[Data entries]

※

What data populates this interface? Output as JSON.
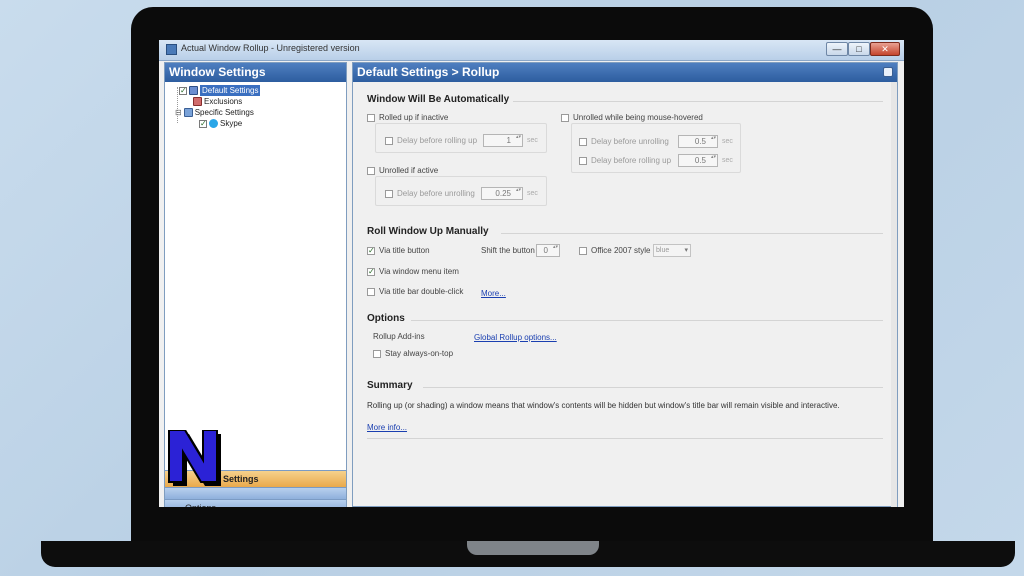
{
  "window": {
    "title": "Actual Window Rollup - Unregistered version",
    "controls": {
      "minimize": "—",
      "maximize": "□",
      "close": "✕"
    }
  },
  "left_pane": {
    "header": "Window Settings",
    "tree": [
      {
        "label": "Default Settings",
        "checked": true,
        "selected": true
      },
      {
        "label": "Exclusions"
      },
      {
        "label": "Specific Settings"
      },
      {
        "label": "Skype",
        "checked": true
      }
    ],
    "nav": [
      {
        "label": "Settings"
      },
      {
        "label": ""
      },
      {
        "label": "Options"
      }
    ]
  },
  "right_pane": {
    "header": "Default Settings > Rollup",
    "sections": {
      "auto": {
        "title": "Window Will Be Automatically",
        "rolled_up_inactive": "Rolled up if inactive",
        "delay_before_rolling_up": "Delay before rolling up",
        "delay_value_1": "1",
        "unrolled_if_active": "Unrolled if active",
        "delay_before_unrolling": "Delay before unrolling",
        "delay_value_2": "0.25",
        "unrolled_hovered": "Unrolled while being mouse-hovered",
        "delay_before_unrolling_2": "Delay before unrolling",
        "delay_value_3": "0.5",
        "delay_before_rolling_up_2": "Delay before rolling up",
        "delay_value_4": "0.5",
        "unit": "sec"
      },
      "manual": {
        "title": "Roll Window Up Manually",
        "via_title_button": "Via title button",
        "shift_label": "Shift the button",
        "shift_value": "0",
        "office_style": "Office 2007 style",
        "office_select": "blue",
        "via_window_menu": "Via window menu item",
        "via_double_click": "Via title bar double-click",
        "more_link": "More..."
      },
      "options": {
        "title": "Options",
        "rollup_addins": "Rollup Add-ins",
        "global_link": "Global Rollup options...",
        "stay_on_top": "Stay always-on-top"
      },
      "summary": {
        "title": "Summary",
        "text": "Rolling up (or shading) a window means that window's contents will be hidden but window's title bar will remain visible and interactive.",
        "more_info": "More info..."
      }
    }
  },
  "overlay": {
    "logo_letter": "N"
  }
}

※

Exercise brief
Go through the entries above and pull out each line with "Default" in it.

Correct result
        "label": "Default Settings",
    "header": "Default Settings > Rollup",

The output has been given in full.